* [Your task] Set down the material below word for word and line for line, changing nothing.

* [Information supplied]
· · ·

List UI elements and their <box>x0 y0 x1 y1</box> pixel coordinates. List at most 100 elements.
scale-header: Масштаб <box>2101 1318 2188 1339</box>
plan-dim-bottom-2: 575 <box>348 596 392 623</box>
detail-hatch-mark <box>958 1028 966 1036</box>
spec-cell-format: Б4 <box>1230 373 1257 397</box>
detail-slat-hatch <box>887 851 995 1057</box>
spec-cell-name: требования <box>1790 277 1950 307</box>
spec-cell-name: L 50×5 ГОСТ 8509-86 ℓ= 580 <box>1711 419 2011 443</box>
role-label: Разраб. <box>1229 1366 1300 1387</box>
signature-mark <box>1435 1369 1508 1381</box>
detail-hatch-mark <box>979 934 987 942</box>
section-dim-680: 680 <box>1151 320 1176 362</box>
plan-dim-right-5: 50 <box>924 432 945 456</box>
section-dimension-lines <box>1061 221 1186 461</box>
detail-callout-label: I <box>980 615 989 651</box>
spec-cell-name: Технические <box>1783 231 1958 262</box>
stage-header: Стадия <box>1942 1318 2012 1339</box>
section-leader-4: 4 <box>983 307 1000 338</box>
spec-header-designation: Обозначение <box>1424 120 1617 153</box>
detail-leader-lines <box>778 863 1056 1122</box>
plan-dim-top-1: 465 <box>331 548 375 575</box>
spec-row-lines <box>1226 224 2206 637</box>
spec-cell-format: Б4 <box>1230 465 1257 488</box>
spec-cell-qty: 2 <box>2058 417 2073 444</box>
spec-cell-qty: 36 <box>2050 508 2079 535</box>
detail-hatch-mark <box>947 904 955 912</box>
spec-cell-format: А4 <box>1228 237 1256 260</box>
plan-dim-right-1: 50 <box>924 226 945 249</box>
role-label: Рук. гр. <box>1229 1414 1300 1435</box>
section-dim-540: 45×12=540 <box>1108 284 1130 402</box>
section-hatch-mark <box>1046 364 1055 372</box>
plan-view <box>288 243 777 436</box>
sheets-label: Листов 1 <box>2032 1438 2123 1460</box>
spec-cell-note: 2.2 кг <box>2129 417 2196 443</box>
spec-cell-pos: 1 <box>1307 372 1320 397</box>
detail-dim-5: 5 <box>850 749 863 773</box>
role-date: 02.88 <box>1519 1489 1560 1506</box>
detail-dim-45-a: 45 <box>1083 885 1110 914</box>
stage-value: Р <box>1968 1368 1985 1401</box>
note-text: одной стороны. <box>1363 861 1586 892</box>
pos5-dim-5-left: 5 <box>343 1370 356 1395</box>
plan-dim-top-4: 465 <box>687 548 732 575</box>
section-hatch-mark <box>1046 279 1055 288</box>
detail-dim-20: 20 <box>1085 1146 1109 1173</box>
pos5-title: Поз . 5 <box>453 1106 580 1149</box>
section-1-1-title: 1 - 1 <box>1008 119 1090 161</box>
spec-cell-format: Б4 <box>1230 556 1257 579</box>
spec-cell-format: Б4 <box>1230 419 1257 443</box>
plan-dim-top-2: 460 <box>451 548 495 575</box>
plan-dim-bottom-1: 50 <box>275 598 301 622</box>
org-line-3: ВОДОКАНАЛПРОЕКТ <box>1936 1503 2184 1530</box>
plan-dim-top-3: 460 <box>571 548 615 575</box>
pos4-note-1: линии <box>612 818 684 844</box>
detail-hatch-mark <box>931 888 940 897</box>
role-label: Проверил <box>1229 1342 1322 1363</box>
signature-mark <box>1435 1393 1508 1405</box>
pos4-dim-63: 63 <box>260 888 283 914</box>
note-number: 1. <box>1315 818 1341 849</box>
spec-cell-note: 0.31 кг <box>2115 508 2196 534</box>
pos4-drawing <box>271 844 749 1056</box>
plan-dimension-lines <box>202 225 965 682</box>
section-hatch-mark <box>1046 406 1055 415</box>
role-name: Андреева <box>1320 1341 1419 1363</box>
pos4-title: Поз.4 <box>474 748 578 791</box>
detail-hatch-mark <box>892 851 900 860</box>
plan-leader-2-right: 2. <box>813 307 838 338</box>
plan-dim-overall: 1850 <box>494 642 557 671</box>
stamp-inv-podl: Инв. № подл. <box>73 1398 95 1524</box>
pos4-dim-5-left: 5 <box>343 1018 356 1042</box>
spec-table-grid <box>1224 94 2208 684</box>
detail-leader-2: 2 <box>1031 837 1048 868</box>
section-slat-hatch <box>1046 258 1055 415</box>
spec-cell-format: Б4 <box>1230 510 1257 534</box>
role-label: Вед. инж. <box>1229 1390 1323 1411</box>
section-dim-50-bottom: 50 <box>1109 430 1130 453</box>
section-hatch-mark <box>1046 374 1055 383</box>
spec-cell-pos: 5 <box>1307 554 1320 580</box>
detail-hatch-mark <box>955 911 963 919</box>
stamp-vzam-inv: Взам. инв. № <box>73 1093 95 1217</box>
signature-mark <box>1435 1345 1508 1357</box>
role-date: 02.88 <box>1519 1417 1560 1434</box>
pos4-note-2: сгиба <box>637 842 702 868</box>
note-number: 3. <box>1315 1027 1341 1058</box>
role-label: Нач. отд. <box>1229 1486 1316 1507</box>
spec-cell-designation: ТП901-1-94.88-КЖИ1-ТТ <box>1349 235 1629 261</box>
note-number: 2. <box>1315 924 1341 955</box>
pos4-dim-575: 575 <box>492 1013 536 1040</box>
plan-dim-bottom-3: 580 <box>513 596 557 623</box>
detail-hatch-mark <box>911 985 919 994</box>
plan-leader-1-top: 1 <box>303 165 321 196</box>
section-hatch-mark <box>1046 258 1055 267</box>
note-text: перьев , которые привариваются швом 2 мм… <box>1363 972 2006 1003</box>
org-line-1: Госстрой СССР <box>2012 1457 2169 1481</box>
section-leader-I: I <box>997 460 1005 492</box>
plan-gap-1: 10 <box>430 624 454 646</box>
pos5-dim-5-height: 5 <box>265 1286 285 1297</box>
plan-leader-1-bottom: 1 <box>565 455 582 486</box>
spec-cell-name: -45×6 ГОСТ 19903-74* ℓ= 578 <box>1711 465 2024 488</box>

· · ·

* [Answer to the problem]
List UI elements and their <box>x0 y0 x1 y1</box> pixel coordinates. List at most 100 elements.
scale-header: Масштаб <box>2101 1318 2188 1339</box>
plan-dim-bottom-2: 575 <box>348 596 392 623</box>
detail-hatch-mark <box>958 1028 966 1036</box>
spec-cell-format: Б4 <box>1230 373 1257 397</box>
detail-slat-hatch <box>887 851 995 1057</box>
spec-cell-name: требования <box>1790 277 1950 307</box>
spec-cell-name: L 50×5 ГОСТ 8509-86 ℓ= 580 <box>1711 419 2011 443</box>
role-label: Разраб. <box>1229 1366 1300 1387</box>
signature-mark <box>1435 1369 1508 1381</box>
detail-hatch-mark <box>979 934 987 942</box>
section-dim-680: 680 <box>1151 320 1176 362</box>
plan-dim-right-5: 50 <box>924 432 945 456</box>
section-dimension-lines <box>1061 221 1186 461</box>
detail-callout-label: I <box>980 615 989 651</box>
spec-cell-name: Технические <box>1783 231 1958 262</box>
stage-header: Стадия <box>1942 1318 2012 1339</box>
section-leader-4: 4 <box>983 307 1000 338</box>
spec-header-designation: Обозначение <box>1424 120 1617 153</box>
detail-leader-lines <box>778 863 1056 1122</box>
plan-dim-top-1: 465 <box>331 548 375 575</box>
spec-row-lines <box>1226 224 2206 637</box>
spec-cell-format: Б4 <box>1230 465 1257 488</box>
spec-cell-qty: 2 <box>2058 417 2073 444</box>
spec-cell-qty: 36 <box>2050 508 2079 535</box>
detail-hatch-mark <box>947 904 955 912</box>
spec-cell-format: А4 <box>1228 237 1256 260</box>
plan-dim-right-1: 50 <box>924 226 945 249</box>
role-label: Рук. гр. <box>1229 1414 1300 1435</box>
section-dim-540: 45×12=540 <box>1108 284 1130 402</box>
section-hatch-mark <box>1046 364 1055 372</box>
plan-view <box>288 243 777 436</box>
sheets-label: Листов 1 <box>2032 1438 2123 1460</box>
spec-cell-note: 2.2 кг <box>2129 417 2196 443</box>
spec-cell-pos: 1 <box>1307 372 1320 397</box>
detail-dim-5: 5 <box>850 749 863 773</box>
role-date: 02.88 <box>1519 1489 1560 1506</box>
detail-dim-45-a: 45 <box>1083 885 1110 914</box>
stage-value: Р <box>1968 1368 1985 1401</box>
note-text: одной стороны. <box>1363 861 1586 892</box>
pos5-dim-5-left: 5 <box>343 1370 356 1395</box>
plan-dim-top-4: 465 <box>687 548 732 575</box>
section-hatch-mark <box>1046 279 1055 288</box>
detail-dim-20: 20 <box>1085 1146 1109 1173</box>
pos5-title: Поз . 5 <box>453 1106 580 1149</box>
section-1-1-title: 1 - 1 <box>1008 119 1090 161</box>
spec-cell-format: Б4 <box>1230 556 1257 579</box>
spec-cell-format: Б4 <box>1230 419 1257 443</box>
plan-dim-top-2: 460 <box>451 548 495 575</box>
plan-dim-bottom-1: 50 <box>275 598 301 622</box>
org-line-3: ВОДОКАНАЛПРОЕКТ <box>1936 1503 2184 1530</box>
plan-dim-top-3: 460 <box>571 548 615 575</box>
pos4-note-1: линии <box>612 818 684 844</box>
detail-hatch-mark <box>931 888 940 897</box>
role-label: Проверил <box>1229 1342 1322 1363</box>
signature-mark <box>1435 1393 1508 1405</box>
pos4-dim-63: 63 <box>260 888 283 914</box>
note-number: 1. <box>1315 818 1341 849</box>
spec-cell-note: 0.31 кг <box>2115 508 2196 534</box>
pos4-drawing <box>271 844 749 1056</box>
plan-dimension-lines <box>202 225 965 682</box>
section-hatch-mark <box>1046 406 1055 415</box>
role-name: Андреева <box>1320 1341 1419 1363</box>
pos4-title: Поз.4 <box>474 748 578 791</box>
detail-hatch-mark <box>892 851 900 860</box>
plan-leader-2-right: 2. <box>813 307 838 338</box>
plan-dim-overall: 1850 <box>494 642 557 671</box>
stamp-inv-podl: Инв. № подл. <box>73 1398 95 1524</box>
pos4-dim-5-left: 5 <box>343 1018 356 1042</box>
spec-table-grid <box>1224 94 2208 684</box>
detail-leader-2: 2 <box>1031 837 1048 868</box>
section-slat-hatch <box>1046 258 1055 415</box>
spec-cell-format: Б4 <box>1230 510 1257 534</box>
role-label: Вед. инж. <box>1229 1390 1323 1411</box>
section-dim-50-bottom: 50 <box>1109 430 1130 453</box>
section-hatch-mark <box>1046 374 1055 383</box>
spec-cell-pos: 5 <box>1307 554 1320 580</box>
detail-hatch-mark <box>955 911 963 919</box>
stamp-vzam-inv: Взам. инв. № <box>73 1093 95 1217</box>
signature-mark <box>1435 1345 1508 1357</box>
role-date: 02.88 <box>1519 1417 1560 1434</box>
pos4-note-2: сгиба <box>637 842 702 868</box>
note-number: 3. <box>1315 1027 1341 1058</box>
role-label: Нач. отд. <box>1229 1486 1316 1507</box>
spec-cell-designation: ТП901-1-94.88-КЖИ1-ТТ <box>1349 235 1629 261</box>
note-number: 2. <box>1315 924 1341 955</box>
pos4-dim-575: 575 <box>492 1013 536 1040</box>
plan-dim-bottom-3: 580 <box>513 596 557 623</box>
detail-hatch-mark <box>911 985 919 994</box>
plan-leader-1-top: 1 <box>303 165 321 196</box>
section-hatch-mark <box>1046 258 1055 267</box>
note-text: перьев , которые привариваются швом 2 мм… <box>1363 972 2006 1003</box>
org-line-1: Госстрой СССР <box>2012 1457 2169 1481</box>
section-leader-I: I <box>997 460 1005 492</box>
plan-gap-1: 10 <box>430 624 454 646</box>
pos5-dim-5-height: 5 <box>265 1286 285 1297</box>
plan-leader-1-bottom: 1 <box>565 455 582 486</box>
spec-cell-name: -45×6 ГОСТ 19903-74* ℓ= 578 <box>1711 465 2024 488</box>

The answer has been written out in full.